The task
Your task is to transcribe all of the data below exactly, omitting the images.
** start of Entries shown **
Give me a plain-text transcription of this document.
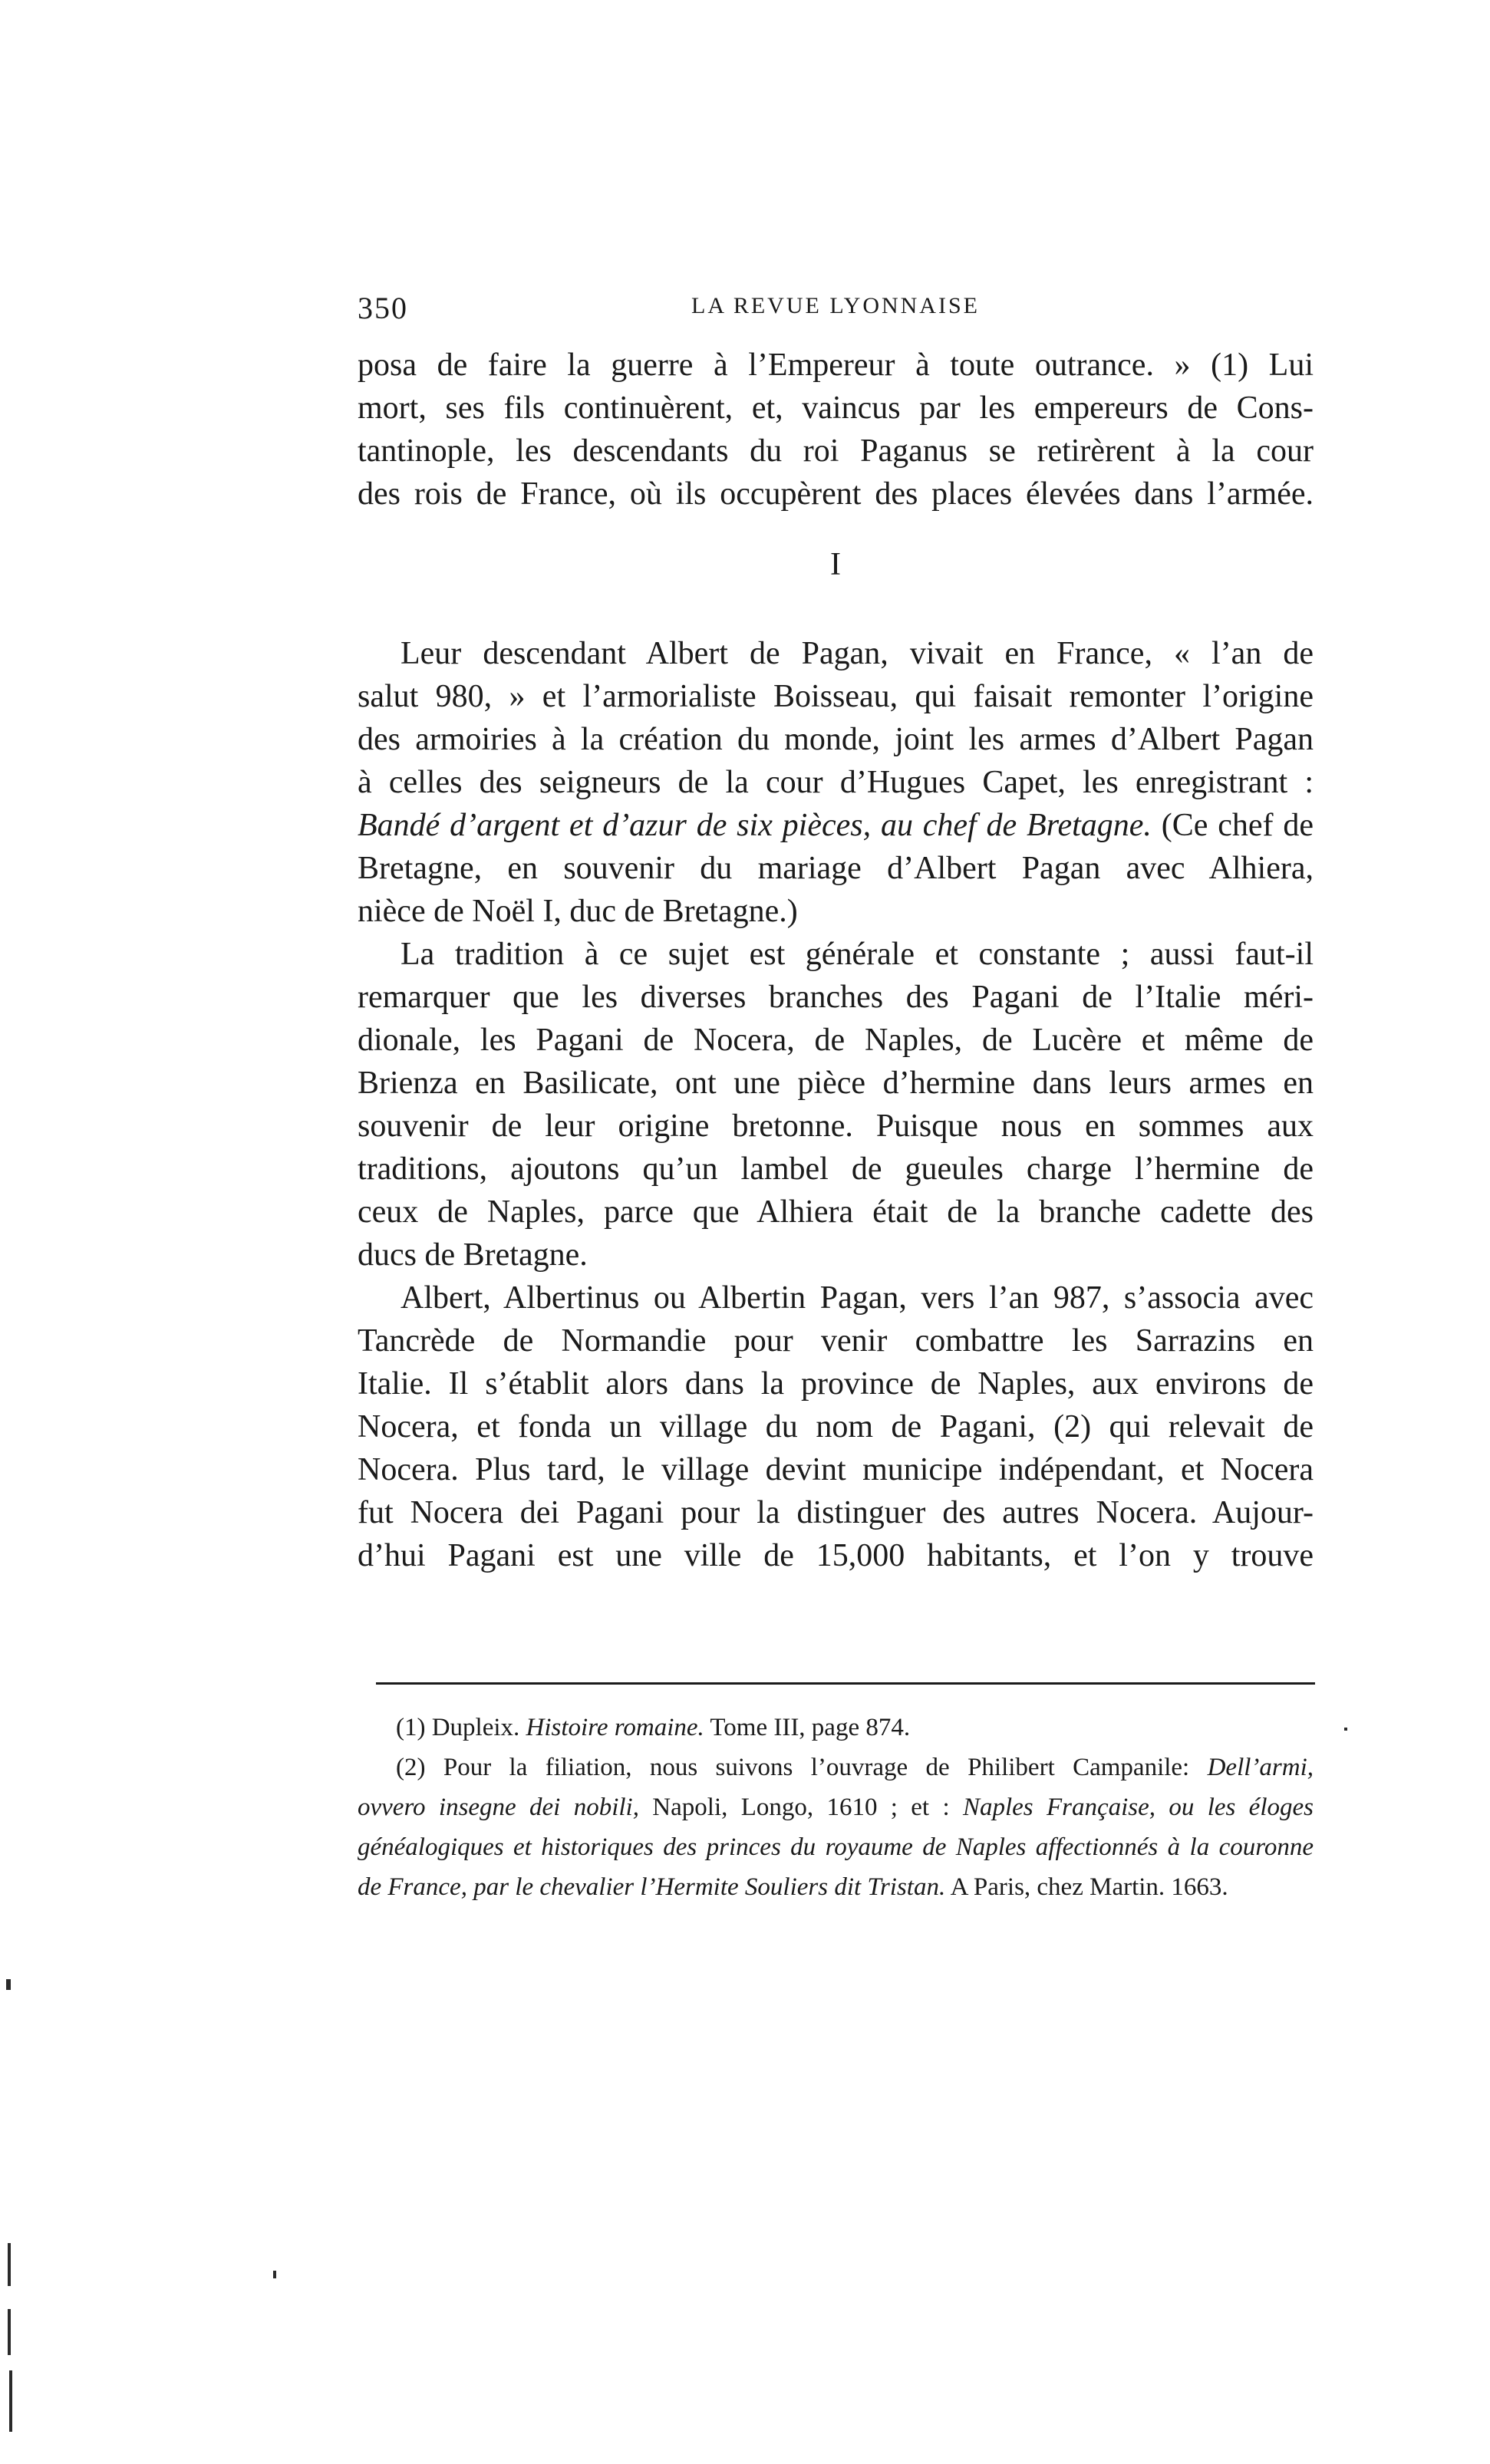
350	LA REVUE LYONNAISE
posa de faire la guerre à l’Empereur à toute outrance. » (1) Lui
mort, ses fils continuèrent, et, vaincus par les empereurs de Cons-
tantinople, les descendants du roi Paganus se retirèrent à la cour
des rois de France, où ils occupèrent des places élevées dans l’armée.
I
Leur descendant Albert de Pagan, vivait en France, « l’an de
salut 980, » et l’armorialiste Boisseau, qui faisait remonter l’origine
des armoiries à la création du monde, joint les armes d’Albert Pagan
à celles des seigneurs de la cour d’Hugues Capet, les enregistrant :
Bandé d’argent et d’azur de six pièces, au chef de Bretagne. (Ce chef de
Bretagne, en souvenir du mariage d’Albert Pagan avec Alhiera,
nièce de Noël I, duc de Bretagne.)
La tradition à ce sujet est générale et constante ; aussi faut-il
remarquer que les diverses branches des Pagani de l’Italie méri-
dionale, les Pagani de Nocera, de Naples, de Lucère et même de
Brienza en Basilicate, ont une pièce d’hermine dans leurs armes en
souvenir de leur origine bretonne. Puisque nous en sommes aux
traditions, ajoutons qu’un lambel de gueules charge l’hermine de
ceux de Naples, parce que Alhiera était de la branche cadette des
ducs de Bretagne.
Albert, Albertinus ou Albertin Pagan, vers l’an 987, s’associa avec
Tancrède de Normandie pour venir combattre les Sarrazins en
Italie. Il s’établit alors dans la province de Naples, aux environs de
Nocera, et fonda un village du nom de Pagani, (2) qui relevait de
Nocera. Plus tard, le village devint municipe indépendant, et Nocera
fut Nocera dei Pagani pour la distinguer des autres Nocera. Aujour-
d’hui Pagani est une ville de 15,000 habitants, et l’on y trouve
(1) Dupleix. Histoire romaine. Tome III, page 874.
(2) Pour la filiation, nous suivons l’ouvrage de Philibert Campanile: Dell’armi,
ovvero insegne dei nobili, Napoli, Longo, 1610 ; et : Naples Française, ou les éloges
généalogiques et historiques des princes du royaume de Naples affectionnés à la couronne
de France, par le chevalier l’Hermite Souliers dit Tristan. A Paris, chez Martin. 1663.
** end of Entries shown **
Task output
Give me a plain-text transcription of this document.
350	LA REVUE LYONNAISE
posa de faire la guerre à l’Empereur à toute outrance. » (1) Lui
mort, ses fils continuèrent, et, vaincus par les empereurs de Cons-
tantinople, les descendants du roi Paganus se retirèrent à la cour
des rois de France, où ils occupèrent des places élevées dans l’armée.
I
Leur descendant Albert de Pagan, vivait en France, « l’an de
salut 980, » et l’armorialiste Boisseau, qui faisait remonter l’origine
des armoiries à la création du monde, joint les armes d’Albert Pagan
à celles des seigneurs de la cour d’Hugues Capet, les enregistrant :
Bandé d’argent et d’azur de six pièces, au chef de Bretagne. (Ce chef de
Bretagne, en souvenir du mariage d’Albert Pagan avec Alhiera,
nièce de Noël I, duc de Bretagne.)
La tradition à ce sujet est générale et constante ; aussi faut-il
remarquer que les diverses branches des Pagani de l’Italie méri-
dionale, les Pagani de Nocera, de Naples, de Lucère et même de
Brienza en Basilicate, ont une pièce d’hermine dans leurs armes en
souvenir de leur origine bretonne. Puisque nous en sommes aux
traditions, ajoutons qu’un lambel de gueules charge l’hermine de
ceux de Naples, parce que Alhiera était de la branche cadette des
ducs de Bretagne.
Albert, Albertinus ou Albertin Pagan, vers l’an 987, s’associa avec
Tancrède de Normandie pour venir combattre les Sarrazins en
Italie. Il s’établit alors dans la province de Naples, aux environs de
Nocera, et fonda un village du nom de Pagani, (2) qui relevait de
Nocera. Plus tard, le village devint municipe indépendant, et Nocera
fut Nocera dei Pagani pour la distinguer des autres Nocera. Aujour-
d’hui Pagani est une ville de 15,000 habitants, et l’on y trouve
(1) Dupleix. Histoire romaine. Tome III, page 874.
(2) Pour la filiation, nous suivons l’ouvrage de Philibert Campanile: Dell’armi,
ovvero insegne dei nobili, Napoli, Longo, 1610 ; et : Naples Française, ou les éloges
généalogiques et historiques des princes du royaume de Naples affectionnés à la couronne
de France, par le chevalier l’Hermite Souliers dit Tristan. A Paris, chez Martin. 1663.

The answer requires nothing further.